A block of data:
········

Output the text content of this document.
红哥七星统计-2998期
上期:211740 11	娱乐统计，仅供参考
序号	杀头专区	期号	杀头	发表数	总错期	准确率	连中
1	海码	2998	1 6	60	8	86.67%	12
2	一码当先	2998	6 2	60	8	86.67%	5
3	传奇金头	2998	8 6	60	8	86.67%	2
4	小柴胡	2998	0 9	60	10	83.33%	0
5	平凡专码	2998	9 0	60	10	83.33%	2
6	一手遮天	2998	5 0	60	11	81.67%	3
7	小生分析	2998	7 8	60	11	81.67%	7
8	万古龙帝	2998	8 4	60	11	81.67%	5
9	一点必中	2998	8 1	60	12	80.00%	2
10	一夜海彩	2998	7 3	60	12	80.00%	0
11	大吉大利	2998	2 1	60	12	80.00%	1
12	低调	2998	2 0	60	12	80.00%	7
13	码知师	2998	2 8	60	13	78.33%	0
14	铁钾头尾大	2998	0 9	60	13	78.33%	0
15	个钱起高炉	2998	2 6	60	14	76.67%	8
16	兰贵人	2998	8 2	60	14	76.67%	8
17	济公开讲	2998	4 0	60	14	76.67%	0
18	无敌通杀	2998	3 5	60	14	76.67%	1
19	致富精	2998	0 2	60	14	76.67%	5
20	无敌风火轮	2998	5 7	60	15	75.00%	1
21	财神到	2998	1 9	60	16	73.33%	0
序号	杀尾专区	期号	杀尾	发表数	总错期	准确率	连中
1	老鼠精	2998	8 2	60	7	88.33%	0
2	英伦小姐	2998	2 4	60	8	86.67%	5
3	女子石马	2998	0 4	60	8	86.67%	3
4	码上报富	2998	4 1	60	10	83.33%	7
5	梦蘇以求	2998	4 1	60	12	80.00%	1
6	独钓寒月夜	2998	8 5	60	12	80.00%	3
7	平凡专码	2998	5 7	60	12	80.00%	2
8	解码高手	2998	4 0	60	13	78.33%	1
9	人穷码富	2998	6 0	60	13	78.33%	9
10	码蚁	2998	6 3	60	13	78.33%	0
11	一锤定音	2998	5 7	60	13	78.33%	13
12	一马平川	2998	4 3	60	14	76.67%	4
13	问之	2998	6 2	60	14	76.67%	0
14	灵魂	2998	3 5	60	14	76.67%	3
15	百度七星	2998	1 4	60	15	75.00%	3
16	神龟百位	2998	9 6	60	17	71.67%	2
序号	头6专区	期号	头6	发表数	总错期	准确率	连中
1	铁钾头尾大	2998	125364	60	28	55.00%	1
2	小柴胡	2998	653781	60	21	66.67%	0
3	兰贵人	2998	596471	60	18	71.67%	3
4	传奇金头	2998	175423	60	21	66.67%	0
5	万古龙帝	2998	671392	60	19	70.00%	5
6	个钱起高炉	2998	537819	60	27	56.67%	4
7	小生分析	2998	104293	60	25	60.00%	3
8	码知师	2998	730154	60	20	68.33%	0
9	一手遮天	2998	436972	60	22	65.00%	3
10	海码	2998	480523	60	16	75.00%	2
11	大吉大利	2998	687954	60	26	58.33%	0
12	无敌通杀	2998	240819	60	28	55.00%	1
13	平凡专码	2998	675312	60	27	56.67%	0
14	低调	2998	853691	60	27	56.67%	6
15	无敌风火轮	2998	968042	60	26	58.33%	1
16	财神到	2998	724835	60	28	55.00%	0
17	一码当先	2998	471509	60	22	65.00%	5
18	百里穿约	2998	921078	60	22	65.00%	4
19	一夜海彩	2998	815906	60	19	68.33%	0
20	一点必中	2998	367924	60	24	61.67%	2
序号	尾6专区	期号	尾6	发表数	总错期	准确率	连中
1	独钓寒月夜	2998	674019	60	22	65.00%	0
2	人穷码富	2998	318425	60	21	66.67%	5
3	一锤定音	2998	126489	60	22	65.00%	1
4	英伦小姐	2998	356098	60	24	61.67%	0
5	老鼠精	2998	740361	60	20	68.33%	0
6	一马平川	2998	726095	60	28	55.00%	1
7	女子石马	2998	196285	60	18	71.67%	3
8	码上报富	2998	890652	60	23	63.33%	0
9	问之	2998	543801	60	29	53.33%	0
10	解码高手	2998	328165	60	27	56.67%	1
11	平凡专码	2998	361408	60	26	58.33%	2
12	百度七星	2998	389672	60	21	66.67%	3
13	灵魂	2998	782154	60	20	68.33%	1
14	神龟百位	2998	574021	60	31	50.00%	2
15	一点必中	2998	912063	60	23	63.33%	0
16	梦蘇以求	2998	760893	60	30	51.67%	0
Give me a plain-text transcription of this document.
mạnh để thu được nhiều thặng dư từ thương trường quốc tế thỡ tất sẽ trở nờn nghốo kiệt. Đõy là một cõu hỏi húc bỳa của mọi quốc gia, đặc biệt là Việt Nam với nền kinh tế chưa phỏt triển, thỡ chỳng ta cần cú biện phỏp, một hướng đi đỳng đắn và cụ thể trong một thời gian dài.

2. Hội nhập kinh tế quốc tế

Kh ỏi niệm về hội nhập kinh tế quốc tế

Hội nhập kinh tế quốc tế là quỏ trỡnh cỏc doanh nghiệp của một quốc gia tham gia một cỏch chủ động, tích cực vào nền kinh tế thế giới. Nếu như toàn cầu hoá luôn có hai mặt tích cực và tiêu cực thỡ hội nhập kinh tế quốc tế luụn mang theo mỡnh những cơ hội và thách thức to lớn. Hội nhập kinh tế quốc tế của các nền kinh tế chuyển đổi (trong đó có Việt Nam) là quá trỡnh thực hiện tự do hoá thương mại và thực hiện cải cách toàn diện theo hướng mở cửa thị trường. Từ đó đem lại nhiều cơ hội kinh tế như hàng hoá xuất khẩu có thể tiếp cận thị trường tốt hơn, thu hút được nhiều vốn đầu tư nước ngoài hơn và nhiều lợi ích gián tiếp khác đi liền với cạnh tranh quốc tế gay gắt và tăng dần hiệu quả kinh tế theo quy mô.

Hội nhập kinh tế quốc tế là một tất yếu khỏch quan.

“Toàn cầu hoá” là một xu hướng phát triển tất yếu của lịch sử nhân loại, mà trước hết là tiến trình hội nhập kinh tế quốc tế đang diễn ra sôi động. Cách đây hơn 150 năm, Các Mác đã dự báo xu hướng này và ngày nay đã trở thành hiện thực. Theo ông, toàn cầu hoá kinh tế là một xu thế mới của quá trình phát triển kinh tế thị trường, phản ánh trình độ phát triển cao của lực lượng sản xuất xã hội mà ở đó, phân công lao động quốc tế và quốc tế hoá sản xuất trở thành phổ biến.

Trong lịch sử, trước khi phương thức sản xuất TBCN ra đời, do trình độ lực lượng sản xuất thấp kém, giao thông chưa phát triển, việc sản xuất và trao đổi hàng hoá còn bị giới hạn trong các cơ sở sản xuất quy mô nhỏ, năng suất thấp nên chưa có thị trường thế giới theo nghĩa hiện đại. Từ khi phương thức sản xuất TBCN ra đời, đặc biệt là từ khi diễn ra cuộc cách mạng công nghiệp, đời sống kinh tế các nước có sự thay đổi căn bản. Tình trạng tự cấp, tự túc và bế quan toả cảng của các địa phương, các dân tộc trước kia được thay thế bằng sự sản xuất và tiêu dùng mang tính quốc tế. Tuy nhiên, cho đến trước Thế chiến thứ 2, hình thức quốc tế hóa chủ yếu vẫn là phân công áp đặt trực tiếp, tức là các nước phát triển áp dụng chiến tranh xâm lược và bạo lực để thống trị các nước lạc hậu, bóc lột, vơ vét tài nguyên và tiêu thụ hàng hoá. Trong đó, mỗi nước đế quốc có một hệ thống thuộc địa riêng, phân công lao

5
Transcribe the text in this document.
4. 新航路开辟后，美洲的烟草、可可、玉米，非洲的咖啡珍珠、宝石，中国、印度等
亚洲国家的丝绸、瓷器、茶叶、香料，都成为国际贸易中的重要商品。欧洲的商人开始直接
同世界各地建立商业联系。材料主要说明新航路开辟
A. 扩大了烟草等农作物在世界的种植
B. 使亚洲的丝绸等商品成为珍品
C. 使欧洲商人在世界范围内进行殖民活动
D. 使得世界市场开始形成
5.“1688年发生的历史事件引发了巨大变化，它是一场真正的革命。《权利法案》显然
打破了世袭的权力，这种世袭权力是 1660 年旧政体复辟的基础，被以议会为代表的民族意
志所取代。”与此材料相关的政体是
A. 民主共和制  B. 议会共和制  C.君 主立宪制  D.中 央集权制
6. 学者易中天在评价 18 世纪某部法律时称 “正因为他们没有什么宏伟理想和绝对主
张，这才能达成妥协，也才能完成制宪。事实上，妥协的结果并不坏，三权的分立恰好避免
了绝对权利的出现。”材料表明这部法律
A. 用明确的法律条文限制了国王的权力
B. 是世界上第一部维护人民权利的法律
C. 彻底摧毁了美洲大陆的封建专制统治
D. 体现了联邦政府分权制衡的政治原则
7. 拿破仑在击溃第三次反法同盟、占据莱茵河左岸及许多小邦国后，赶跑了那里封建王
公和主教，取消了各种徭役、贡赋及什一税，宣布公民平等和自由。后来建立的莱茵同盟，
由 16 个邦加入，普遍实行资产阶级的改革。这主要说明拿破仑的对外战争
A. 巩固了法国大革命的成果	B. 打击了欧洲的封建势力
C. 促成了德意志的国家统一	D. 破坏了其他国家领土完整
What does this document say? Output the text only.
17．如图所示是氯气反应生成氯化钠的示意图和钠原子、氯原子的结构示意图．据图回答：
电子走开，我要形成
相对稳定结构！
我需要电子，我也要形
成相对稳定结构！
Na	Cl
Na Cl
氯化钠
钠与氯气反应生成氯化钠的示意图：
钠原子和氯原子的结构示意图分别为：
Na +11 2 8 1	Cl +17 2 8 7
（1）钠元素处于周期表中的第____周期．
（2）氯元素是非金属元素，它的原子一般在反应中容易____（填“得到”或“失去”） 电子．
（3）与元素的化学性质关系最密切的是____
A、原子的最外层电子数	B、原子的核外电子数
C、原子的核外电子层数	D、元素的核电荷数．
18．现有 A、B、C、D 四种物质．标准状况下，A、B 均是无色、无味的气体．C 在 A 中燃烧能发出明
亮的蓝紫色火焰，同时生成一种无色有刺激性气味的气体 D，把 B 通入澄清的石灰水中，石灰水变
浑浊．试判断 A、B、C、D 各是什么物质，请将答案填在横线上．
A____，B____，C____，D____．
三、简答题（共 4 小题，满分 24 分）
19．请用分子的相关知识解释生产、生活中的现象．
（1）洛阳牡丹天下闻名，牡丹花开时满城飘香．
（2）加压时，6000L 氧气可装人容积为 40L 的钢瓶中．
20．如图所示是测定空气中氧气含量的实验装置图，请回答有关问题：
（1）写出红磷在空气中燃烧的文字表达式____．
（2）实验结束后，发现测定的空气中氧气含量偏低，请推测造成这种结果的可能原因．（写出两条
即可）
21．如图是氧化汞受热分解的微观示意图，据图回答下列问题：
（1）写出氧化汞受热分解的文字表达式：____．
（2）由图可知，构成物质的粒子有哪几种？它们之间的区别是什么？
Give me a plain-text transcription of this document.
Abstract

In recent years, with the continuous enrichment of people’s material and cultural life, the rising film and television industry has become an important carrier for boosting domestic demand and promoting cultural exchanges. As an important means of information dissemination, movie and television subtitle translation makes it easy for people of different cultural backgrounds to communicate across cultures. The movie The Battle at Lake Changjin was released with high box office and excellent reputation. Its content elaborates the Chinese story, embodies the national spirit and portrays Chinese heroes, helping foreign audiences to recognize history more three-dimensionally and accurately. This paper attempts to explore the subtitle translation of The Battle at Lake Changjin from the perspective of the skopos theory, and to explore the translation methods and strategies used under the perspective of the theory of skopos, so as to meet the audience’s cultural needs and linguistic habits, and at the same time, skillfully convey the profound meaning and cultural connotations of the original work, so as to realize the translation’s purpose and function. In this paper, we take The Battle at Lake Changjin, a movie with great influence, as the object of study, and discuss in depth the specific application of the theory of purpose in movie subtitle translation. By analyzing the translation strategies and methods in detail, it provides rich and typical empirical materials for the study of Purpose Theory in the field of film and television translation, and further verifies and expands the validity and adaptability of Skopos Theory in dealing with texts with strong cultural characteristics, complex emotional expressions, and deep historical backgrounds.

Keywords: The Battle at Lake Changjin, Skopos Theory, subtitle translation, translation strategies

········

JOB
Copy every line above that includes the string "英伦小姐".

SOLUTION FOR THIS TASK
2	英伦小姐	2998	2 4	60	8	86.67%	5
4	英伦小姐	2998	356098	60	24	61.67%	0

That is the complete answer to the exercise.